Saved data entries
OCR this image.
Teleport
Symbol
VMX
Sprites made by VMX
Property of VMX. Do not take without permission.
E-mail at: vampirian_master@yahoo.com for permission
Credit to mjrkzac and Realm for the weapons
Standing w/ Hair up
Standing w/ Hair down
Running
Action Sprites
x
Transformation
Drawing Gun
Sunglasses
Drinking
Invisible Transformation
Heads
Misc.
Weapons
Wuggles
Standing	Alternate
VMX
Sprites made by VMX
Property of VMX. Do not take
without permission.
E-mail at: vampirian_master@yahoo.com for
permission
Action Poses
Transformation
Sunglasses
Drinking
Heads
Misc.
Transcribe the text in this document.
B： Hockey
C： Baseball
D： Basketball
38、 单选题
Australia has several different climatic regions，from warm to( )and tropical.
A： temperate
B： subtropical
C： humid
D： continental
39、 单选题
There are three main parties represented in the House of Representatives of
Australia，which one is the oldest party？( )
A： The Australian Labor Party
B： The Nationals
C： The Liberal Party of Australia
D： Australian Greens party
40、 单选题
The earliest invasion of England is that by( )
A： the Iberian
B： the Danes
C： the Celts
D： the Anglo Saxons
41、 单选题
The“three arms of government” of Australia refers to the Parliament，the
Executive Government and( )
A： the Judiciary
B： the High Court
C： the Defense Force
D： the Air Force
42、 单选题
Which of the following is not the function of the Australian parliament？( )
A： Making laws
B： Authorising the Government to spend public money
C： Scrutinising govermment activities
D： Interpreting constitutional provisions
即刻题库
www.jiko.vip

PROBLEM REQUIREMENTS
Return every line in the listing that contains the word "take".

TASK OUTPUT
Property of VMX. Do not take without permission.
Property of VMX. Do not take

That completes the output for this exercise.